Task objective:
When you restate the records, do so word for word and omit any picture they contain.

/---

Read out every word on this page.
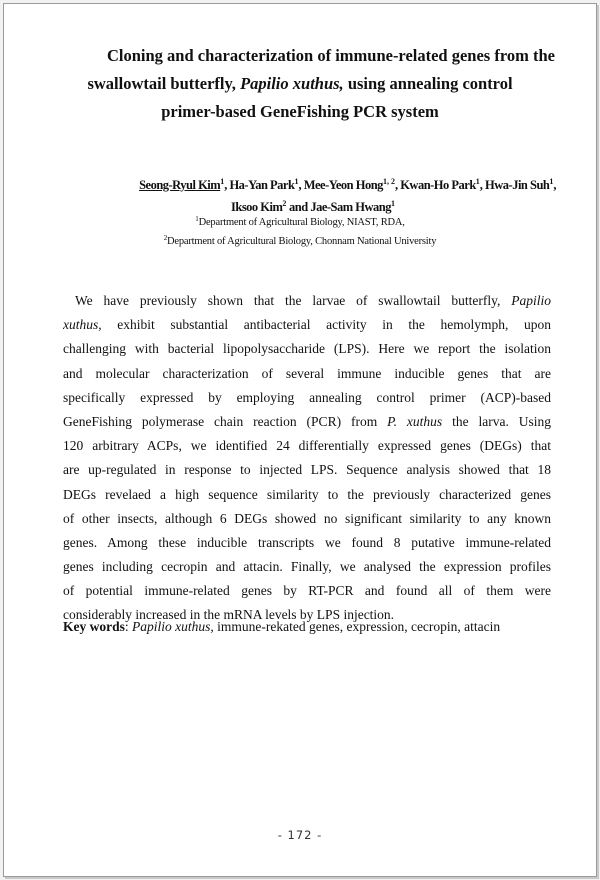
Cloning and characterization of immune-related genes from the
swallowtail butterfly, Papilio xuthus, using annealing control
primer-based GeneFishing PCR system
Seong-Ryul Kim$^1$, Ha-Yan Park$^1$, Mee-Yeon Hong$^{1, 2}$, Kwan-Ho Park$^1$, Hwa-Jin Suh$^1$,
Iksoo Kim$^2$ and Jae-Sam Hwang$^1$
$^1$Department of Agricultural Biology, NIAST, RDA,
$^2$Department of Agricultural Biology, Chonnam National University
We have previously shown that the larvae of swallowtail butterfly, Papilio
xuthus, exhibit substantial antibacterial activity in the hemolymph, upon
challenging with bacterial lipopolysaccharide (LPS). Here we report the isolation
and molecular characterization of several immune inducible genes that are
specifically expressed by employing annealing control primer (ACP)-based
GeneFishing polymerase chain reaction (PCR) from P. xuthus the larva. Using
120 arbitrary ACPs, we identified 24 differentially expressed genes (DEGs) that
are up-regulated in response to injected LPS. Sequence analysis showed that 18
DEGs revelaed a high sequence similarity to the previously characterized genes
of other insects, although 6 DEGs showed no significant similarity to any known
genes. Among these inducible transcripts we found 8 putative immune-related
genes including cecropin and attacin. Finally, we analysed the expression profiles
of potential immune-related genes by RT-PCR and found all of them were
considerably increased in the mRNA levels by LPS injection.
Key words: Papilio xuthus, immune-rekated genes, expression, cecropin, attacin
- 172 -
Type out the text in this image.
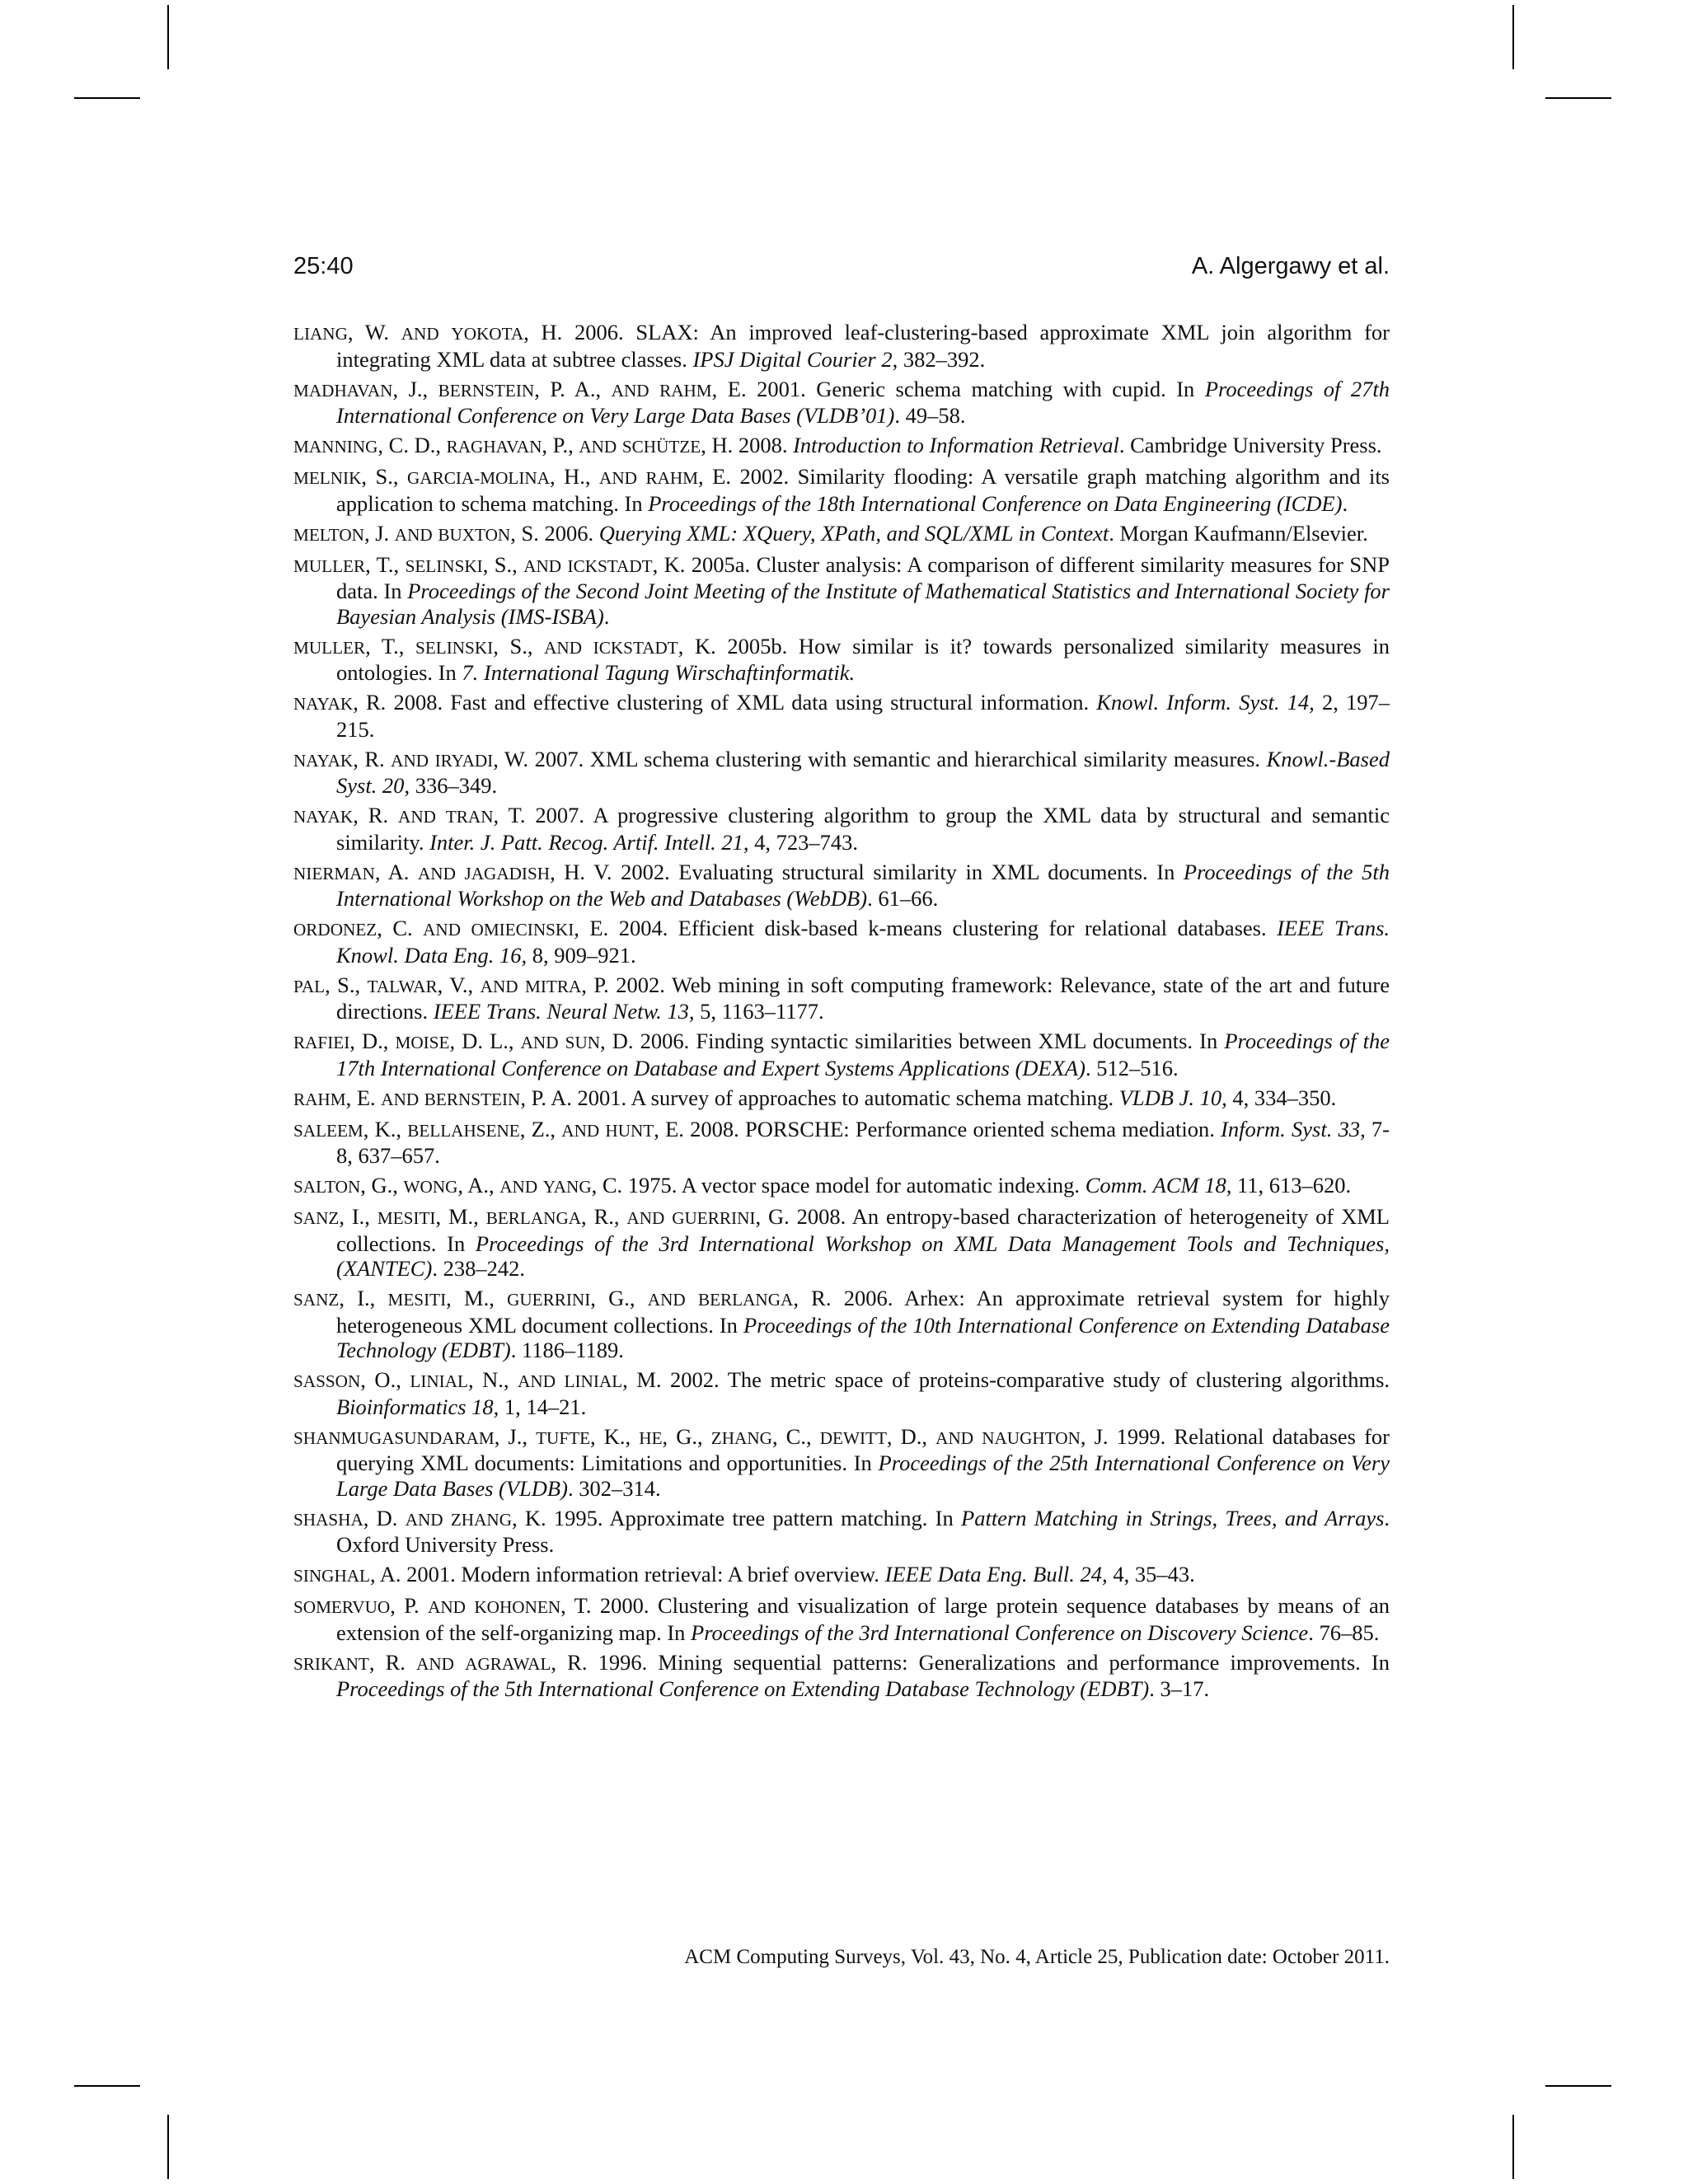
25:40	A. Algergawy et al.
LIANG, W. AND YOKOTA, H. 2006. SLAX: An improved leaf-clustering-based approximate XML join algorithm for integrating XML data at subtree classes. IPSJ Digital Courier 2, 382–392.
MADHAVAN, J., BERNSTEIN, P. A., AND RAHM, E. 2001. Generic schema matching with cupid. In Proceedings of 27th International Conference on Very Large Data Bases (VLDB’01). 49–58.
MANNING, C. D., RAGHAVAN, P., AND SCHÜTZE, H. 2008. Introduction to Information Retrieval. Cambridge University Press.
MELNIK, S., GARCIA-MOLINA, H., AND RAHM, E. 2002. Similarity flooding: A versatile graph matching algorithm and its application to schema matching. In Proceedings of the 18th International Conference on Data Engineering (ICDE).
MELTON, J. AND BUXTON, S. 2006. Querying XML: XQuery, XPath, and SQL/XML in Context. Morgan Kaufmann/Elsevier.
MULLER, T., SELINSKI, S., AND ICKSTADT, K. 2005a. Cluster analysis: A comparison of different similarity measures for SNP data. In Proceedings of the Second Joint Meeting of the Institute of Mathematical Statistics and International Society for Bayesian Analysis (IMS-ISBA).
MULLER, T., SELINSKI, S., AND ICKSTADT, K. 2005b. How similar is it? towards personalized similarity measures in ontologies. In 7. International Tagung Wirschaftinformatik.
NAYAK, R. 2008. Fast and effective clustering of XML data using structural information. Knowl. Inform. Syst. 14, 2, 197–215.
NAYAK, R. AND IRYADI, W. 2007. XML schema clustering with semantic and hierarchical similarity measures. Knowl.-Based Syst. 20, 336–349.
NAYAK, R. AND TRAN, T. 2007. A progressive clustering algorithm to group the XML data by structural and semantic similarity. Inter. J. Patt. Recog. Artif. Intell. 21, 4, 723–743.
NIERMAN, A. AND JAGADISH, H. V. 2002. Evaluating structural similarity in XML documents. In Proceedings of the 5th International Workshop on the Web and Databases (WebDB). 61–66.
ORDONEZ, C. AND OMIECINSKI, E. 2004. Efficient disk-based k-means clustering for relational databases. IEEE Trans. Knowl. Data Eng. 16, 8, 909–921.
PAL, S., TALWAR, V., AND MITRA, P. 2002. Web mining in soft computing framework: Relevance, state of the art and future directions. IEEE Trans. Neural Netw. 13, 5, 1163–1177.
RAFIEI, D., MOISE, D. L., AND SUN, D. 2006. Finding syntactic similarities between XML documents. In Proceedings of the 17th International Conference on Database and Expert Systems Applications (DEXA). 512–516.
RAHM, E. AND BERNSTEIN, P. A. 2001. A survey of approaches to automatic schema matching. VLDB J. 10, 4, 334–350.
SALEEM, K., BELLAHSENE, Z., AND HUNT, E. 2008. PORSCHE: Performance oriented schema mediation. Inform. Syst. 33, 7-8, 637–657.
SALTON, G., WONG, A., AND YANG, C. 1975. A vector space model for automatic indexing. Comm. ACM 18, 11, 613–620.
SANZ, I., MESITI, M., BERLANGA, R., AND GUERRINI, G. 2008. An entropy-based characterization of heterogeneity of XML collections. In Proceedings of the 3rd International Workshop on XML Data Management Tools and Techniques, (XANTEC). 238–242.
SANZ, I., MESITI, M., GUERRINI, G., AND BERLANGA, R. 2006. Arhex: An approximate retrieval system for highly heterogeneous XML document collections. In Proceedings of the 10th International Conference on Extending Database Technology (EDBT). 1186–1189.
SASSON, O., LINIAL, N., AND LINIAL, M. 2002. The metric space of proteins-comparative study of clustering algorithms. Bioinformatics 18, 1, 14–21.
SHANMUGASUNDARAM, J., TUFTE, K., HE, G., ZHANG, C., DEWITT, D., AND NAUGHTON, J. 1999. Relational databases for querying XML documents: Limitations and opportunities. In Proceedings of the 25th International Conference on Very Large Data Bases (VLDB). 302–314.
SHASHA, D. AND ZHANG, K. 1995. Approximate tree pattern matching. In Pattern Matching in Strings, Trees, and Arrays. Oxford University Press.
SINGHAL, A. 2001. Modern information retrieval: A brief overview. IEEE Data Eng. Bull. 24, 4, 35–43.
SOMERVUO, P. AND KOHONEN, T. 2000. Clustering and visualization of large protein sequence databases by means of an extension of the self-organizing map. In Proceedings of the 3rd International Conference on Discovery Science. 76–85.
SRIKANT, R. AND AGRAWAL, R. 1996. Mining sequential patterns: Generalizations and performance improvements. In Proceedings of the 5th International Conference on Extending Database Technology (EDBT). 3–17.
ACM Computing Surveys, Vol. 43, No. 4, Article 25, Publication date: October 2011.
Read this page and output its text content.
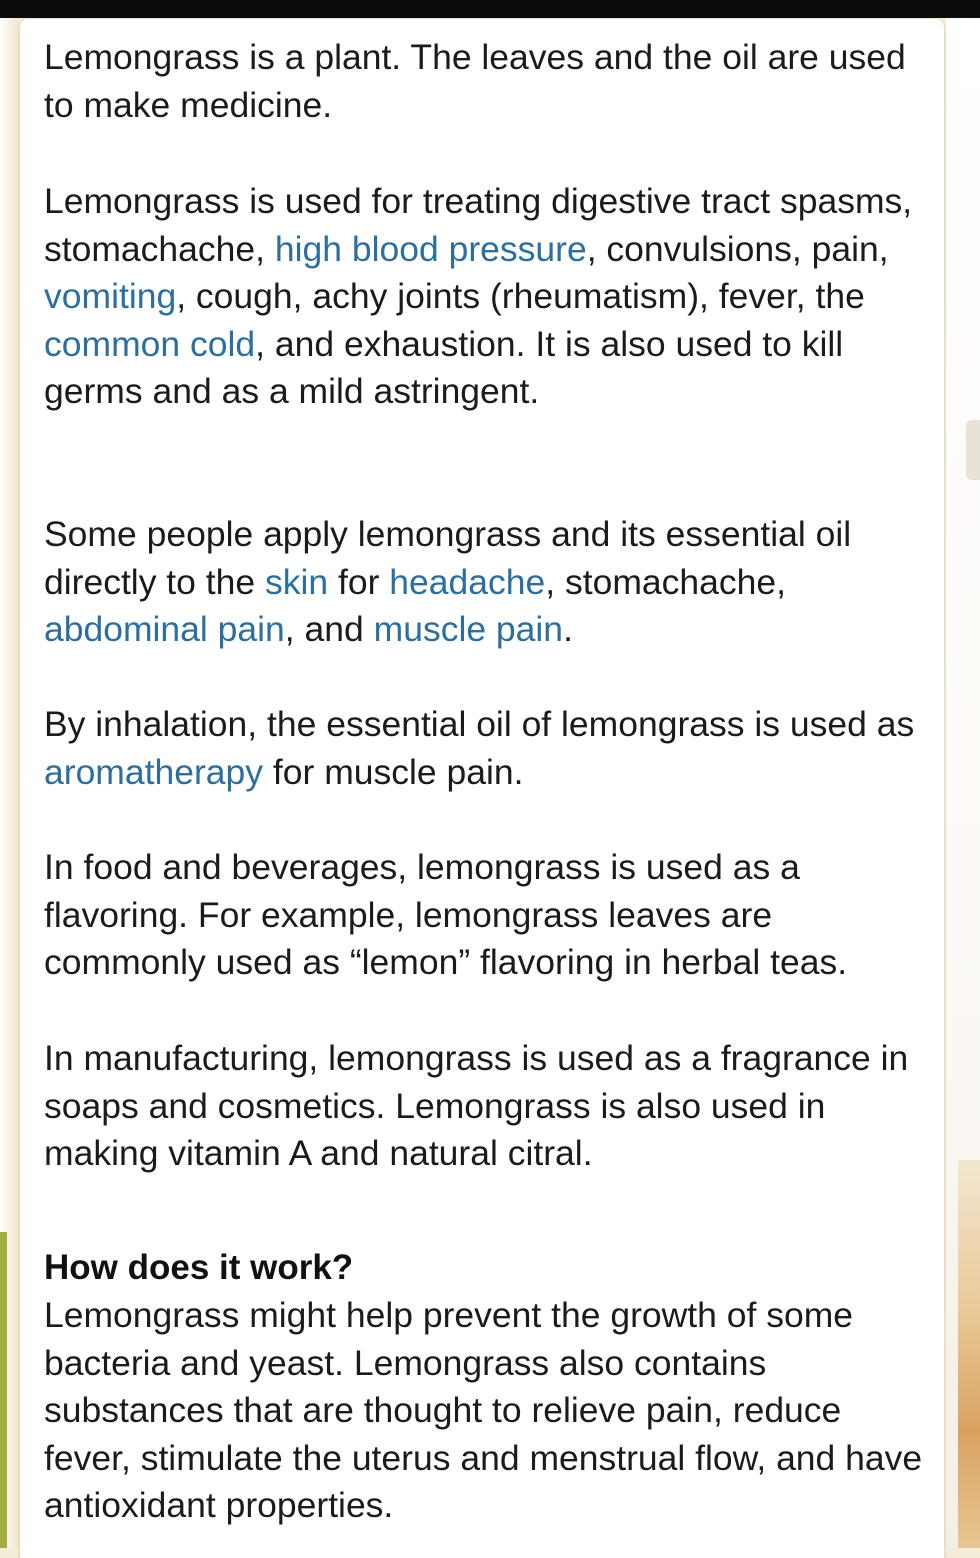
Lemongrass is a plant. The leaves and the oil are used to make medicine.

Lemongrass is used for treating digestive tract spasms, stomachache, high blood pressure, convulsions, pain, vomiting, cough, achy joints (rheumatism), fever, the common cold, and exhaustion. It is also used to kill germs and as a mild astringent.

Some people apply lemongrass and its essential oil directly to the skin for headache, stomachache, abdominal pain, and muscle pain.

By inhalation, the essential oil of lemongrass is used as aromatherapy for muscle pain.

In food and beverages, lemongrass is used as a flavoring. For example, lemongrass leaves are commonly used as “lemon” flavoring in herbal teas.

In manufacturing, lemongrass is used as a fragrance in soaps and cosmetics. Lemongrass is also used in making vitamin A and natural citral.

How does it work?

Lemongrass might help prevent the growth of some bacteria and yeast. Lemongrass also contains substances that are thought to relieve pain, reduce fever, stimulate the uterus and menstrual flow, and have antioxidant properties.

\---

Task output:
Read out every word on this page.
Cloning and characterization of immune-related genes from the
swallowtail butterfly, Papilio xuthus, using annealing control
primer-based GeneFishing PCR system
Seong-Ryul Kim$^1$, Ha-Yan Park$^1$, Mee-Yeon Hong$^{1, 2}$, Kwan-Ho Park$^1$, Hwa-Jin Suh$^1$,
Iksoo Kim$^2$ and Jae-Sam Hwang$^1$
$^1$Department of Agricultural Biology, NIAST, RDA,
$^2$Department of Agricultural Biology, Chonnam National University
We have previously shown that the larvae of swallowtail butterfly, Papilio
xuthus, exhibit substantial antibacterial activity in the hemolymph, upon
challenging with bacterial lipopolysaccharide (LPS). Here we report the isolation
and molecular characterization of several immune inducible genes that are
specifically expressed by employing annealing control primer (ACP)-based
GeneFishing polymerase chain reaction (PCR) from P. xuthus the larva. Using
120 arbitrary ACPs, we identified 24 differentially expressed genes (DEGs) that
are up-regulated in response to injected LPS. Sequence analysis showed that 18
DEGs revelaed a high sequence similarity to the previously characterized genes
of other insects, although 6 DEGs showed no significant similarity to any known
genes. Among these inducible transcripts we found 8 putative immune-related
genes including cecropin and attacin. Finally, we analysed the expression profiles
of potential immune-related genes by RT-PCR and found all of them were
considerably increased in the mRNA levels by LPS injection.
Key words: Papilio xuthus, immune-rekated genes, expression, cecropin, attacin
- 172 -
Type out the text in this image.
25:40	A. Algergawy et al.
LIANG, W. AND YOKOTA, H. 2006. SLAX: An improved leaf-clustering-based approximate XML join algorithm for integrating XML data at subtree classes. IPSJ Digital Courier 2, 382–392.
MADHAVAN, J., BERNSTEIN, P. A., AND RAHM, E. 2001. Generic schema matching with cupid. In Proceedings of 27th International Conference on Very Large Data Bases (VLDB’01). 49–58.
MANNING, C. D., RAGHAVAN, P., AND SCHÜTZE, H. 2008. Introduction to Information Retrieval. Cambridge University Press.
MELNIK, S., GARCIA-MOLINA, H., AND RAHM, E. 2002. Similarity flooding: A versatile graph matching algorithm and its application to schema matching. In Proceedings of the 18th International Conference on Data Engineering (ICDE).
MELTON, J. AND BUXTON, S. 2006. Querying XML: XQuery, XPath, and SQL/XML in Context. Morgan Kaufmann/Elsevier.
MULLER, T., SELINSKI, S., AND ICKSTADT, K. 2005a. Cluster analysis: A comparison of different similarity measures for SNP data. In Proceedings of the Second Joint Meeting of the Institute of Mathematical Statistics and International Society for Bayesian Analysis (IMS-ISBA).
MULLER, T., SELINSKI, S., AND ICKSTADT, K. 2005b. How similar is it? towards personalized similarity measures in ontologies. In 7. International Tagung Wirschaftinformatik.
NAYAK, R. 2008. Fast and effective clustering of XML data using structural information. Knowl. Inform. Syst. 14, 2, 197–215.
NAYAK, R. AND IRYADI, W. 2007. XML schema clustering with semantic and hierarchical similarity measures. Knowl.-Based Syst. 20, 336–349.
NAYAK, R. AND TRAN, T. 2007. A progressive clustering algorithm to group the XML data by structural and semantic similarity. Inter. J. Patt. Recog. Artif. Intell. 21, 4, 723–743.
NIERMAN, A. AND JAGADISH, H. V. 2002. Evaluating structural similarity in XML documents. In Proceedings of the 5th International Workshop on the Web and Databases (WebDB). 61–66.
ORDONEZ, C. AND OMIECINSKI, E. 2004. Efficient disk-based k-means clustering for relational databases. IEEE Trans. Knowl. Data Eng. 16, 8, 909–921.
PAL, S., TALWAR, V., AND MITRA, P. 2002. Web mining in soft computing framework: Relevance, state of the art and future directions. IEEE Trans. Neural Netw. 13, 5, 1163–1177.
RAFIEI, D., MOISE, D. L., AND SUN, D. 2006. Finding syntactic similarities between XML documents. In Proceedings of the 17th International Conference on Database and Expert Systems Applications (DEXA). 512–516.
RAHM, E. AND BERNSTEIN, P. A. 2001. A survey of approaches to automatic schema matching. VLDB J. 10, 4, 334–350.
SALEEM, K., BELLAHSENE, Z., AND HUNT, E. 2008. PORSCHE: Performance oriented schema mediation. Inform. Syst. 33, 7-8, 637–657.
SALTON, G., WONG, A., AND YANG, C. 1975. A vector space model for automatic indexing. Comm. ACM 18, 11, 613–620.
SANZ, I., MESITI, M., BERLANGA, R., AND GUERRINI, G. 2008. An entropy-based characterization of heterogeneity of XML collections. In Proceedings of the 3rd International Workshop on XML Data Management Tools and Techniques, (XANTEC). 238–242.
SANZ, I., MESITI, M., GUERRINI, G., AND BERLANGA, R. 2006. Arhex: An approximate retrieval system for highly heterogeneous XML document collections. In Proceedings of the 10th International Conference on Extending Database Technology (EDBT). 1186–1189.
SASSON, O., LINIAL, N., AND LINIAL, M. 2002. The metric space of proteins-comparative study of clustering algorithms. Bioinformatics 18, 1, 14–21.
SHANMUGASUNDARAM, J., TUFTE, K., HE, G., ZHANG, C., DEWITT, D., AND NAUGHTON, J. 1999. Relational databases for querying XML documents: Limitations and opportunities. In Proceedings of the 25th International Conference on Very Large Data Bases (VLDB). 302–314.
SHASHA, D. AND ZHANG, K. 1995. Approximate tree pattern matching. In Pattern Matching in Strings, Trees, and Arrays. Oxford University Press.
SINGHAL, A. 2001. Modern information retrieval: A brief overview. IEEE Data Eng. Bull. 24, 4, 35–43.
SOMERVUO, P. AND KOHONEN, T. 2000. Clustering and visualization of large protein sequence databases by means of an extension of the self-organizing map. In Proceedings of the 3rd International Conference on Discovery Science. 76–85.
SRIKANT, R. AND AGRAWAL, R. 1996. Mining sequential patterns: Generalizations and performance improvements. In Proceedings of the 5th International Conference on Extending Database Technology (EDBT). 3–17.
ACM Computing Surveys, Vol. 43, No. 4, Article 25, Publication date: October 2011.
Read this page and output its text content.
Lemongrass is a plant. The leaves and the oil are used to make medicine.

Lemongrass is used for treating digestive tract spasms, stomachache, high blood pressure, convulsions, pain, vomiting, cough, achy joints (rheumatism), fever, the common cold, and exhaustion. It is also used to kill germs and as a mild astringent.

Some people apply lemongrass and its essential oil directly to the skin for headache, stomachache, abdominal pain, and muscle pain.

By inhalation, the essential oil of lemongrass is used as aromatherapy for muscle pain.

In food and beverages, lemongrass is used as a flavoring. For example, lemongrass leaves are commonly used as “lemon” flavoring in herbal teas.

In manufacturing, lemongrass is used as a fragrance in soaps and cosmetics. Lemongrass is also used in making vitamin A and natural citral.

How does it work?

Lemongrass might help prevent the growth of some bacteria and yeast. Lemongrass also contains substances that are thought to relieve pain, reduce fever, stimulate the uterus and menstrual flow, and have antioxidant properties.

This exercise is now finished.